_Stated task:_
Locate each line in the records below that includes the string "item", and copy those lines in full.

::: Exercise inputs :::

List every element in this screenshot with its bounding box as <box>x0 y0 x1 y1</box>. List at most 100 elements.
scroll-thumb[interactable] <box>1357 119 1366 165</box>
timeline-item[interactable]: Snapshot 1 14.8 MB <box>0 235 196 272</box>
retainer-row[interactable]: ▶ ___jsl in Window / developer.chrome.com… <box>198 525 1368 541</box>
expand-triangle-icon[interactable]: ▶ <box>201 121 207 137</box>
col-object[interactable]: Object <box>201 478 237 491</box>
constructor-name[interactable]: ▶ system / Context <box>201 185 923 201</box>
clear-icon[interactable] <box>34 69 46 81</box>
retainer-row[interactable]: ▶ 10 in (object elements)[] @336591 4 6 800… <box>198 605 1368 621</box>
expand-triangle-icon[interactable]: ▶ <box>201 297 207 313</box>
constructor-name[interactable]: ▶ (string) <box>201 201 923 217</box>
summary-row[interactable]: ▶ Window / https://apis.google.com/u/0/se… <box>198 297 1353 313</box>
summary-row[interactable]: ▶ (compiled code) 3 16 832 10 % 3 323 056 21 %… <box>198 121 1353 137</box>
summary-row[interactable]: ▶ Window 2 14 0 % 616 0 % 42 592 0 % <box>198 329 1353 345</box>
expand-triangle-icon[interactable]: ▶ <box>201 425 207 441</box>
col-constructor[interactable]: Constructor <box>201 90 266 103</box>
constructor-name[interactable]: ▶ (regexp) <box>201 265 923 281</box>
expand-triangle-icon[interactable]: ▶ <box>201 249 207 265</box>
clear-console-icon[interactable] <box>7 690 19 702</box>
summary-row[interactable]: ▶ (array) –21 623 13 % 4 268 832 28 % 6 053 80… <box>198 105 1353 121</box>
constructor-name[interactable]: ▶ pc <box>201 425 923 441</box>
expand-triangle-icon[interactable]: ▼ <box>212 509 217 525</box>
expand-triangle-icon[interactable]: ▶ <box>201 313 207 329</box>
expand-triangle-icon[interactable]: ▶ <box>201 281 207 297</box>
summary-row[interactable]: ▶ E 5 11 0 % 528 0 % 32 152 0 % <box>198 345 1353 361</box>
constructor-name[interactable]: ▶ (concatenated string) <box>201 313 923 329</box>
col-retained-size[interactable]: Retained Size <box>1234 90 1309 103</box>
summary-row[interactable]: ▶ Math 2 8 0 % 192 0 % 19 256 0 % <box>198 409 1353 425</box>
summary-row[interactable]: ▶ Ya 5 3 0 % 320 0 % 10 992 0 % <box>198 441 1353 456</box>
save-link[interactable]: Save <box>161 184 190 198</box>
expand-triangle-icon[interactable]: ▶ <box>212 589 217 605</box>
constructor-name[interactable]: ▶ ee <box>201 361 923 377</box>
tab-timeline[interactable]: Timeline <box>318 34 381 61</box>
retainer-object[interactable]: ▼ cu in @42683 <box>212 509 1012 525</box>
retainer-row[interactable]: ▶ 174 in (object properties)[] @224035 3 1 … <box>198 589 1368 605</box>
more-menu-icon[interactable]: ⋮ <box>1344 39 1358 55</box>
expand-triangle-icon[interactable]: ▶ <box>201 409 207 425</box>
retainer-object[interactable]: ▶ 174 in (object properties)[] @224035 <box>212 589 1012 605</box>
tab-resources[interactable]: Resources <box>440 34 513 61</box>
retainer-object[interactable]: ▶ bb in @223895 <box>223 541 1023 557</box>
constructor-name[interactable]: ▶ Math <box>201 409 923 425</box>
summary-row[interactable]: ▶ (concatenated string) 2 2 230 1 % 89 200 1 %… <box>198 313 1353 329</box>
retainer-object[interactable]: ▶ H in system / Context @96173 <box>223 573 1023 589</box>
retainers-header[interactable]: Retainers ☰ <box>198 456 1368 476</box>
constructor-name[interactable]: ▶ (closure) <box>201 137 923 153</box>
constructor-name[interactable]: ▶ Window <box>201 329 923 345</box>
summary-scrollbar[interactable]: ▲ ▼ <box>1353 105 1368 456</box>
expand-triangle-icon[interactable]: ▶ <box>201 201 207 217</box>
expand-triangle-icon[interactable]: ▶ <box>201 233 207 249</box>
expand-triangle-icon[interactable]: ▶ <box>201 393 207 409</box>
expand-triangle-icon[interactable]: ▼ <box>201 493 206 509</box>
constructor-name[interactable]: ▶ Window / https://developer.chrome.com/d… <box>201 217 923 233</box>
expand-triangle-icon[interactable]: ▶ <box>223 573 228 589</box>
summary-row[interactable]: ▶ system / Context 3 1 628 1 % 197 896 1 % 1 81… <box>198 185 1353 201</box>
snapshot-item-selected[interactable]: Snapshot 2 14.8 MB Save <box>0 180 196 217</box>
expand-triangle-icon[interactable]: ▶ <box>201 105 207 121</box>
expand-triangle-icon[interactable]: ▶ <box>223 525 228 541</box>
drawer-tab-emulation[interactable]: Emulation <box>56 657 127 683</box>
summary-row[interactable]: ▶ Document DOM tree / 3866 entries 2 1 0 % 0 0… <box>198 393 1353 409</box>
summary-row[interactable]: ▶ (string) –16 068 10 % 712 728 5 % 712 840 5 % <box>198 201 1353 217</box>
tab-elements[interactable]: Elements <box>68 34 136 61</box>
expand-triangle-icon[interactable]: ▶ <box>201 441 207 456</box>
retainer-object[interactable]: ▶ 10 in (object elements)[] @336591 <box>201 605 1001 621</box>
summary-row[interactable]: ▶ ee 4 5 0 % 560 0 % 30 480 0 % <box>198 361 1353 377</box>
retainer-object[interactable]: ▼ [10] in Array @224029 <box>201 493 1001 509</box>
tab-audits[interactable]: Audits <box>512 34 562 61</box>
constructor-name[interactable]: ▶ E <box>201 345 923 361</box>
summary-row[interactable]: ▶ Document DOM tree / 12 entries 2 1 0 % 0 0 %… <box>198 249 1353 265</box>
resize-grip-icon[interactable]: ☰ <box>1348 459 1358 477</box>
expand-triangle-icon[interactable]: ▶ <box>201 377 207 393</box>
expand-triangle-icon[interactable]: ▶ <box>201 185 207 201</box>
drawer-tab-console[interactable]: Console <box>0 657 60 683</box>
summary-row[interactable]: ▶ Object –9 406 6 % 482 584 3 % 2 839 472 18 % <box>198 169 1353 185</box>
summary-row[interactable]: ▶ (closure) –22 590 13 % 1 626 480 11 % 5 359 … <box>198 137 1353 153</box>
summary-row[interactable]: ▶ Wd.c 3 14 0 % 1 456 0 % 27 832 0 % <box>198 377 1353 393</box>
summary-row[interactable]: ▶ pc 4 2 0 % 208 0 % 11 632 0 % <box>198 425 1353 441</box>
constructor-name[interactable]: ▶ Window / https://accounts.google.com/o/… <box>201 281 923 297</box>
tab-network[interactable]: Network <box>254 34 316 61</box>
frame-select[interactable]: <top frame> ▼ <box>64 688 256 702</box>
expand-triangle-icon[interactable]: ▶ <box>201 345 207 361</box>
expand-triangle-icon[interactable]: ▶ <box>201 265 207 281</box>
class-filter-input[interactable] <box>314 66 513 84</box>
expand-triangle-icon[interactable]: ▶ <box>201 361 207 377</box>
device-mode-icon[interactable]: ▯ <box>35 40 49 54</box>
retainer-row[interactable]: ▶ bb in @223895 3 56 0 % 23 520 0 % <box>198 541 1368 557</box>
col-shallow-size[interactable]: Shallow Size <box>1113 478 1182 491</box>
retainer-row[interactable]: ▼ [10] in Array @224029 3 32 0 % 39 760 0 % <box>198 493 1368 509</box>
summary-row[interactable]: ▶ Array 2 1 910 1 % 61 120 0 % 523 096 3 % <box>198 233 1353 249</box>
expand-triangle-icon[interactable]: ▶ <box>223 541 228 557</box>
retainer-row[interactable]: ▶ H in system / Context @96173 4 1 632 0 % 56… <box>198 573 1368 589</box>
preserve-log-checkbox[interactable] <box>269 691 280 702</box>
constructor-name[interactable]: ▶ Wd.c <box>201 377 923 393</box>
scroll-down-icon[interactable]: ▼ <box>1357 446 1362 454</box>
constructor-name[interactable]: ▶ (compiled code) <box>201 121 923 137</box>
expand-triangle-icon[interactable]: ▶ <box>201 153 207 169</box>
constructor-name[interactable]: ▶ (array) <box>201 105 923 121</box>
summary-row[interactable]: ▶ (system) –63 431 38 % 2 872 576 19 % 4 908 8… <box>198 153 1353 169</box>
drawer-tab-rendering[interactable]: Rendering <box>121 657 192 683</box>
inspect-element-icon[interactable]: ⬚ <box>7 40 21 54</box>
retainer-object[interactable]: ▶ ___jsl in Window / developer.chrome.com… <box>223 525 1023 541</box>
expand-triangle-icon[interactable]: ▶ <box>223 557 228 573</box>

:::

_Answer in full:_
timeline-item[interactable]: Snapshot 1 14.8 MB <box>0 235 196 272</box>
snapshot-item-selected[interactable]: Snapshot 2 14.8 MB Save <box>0 180 196 217</box>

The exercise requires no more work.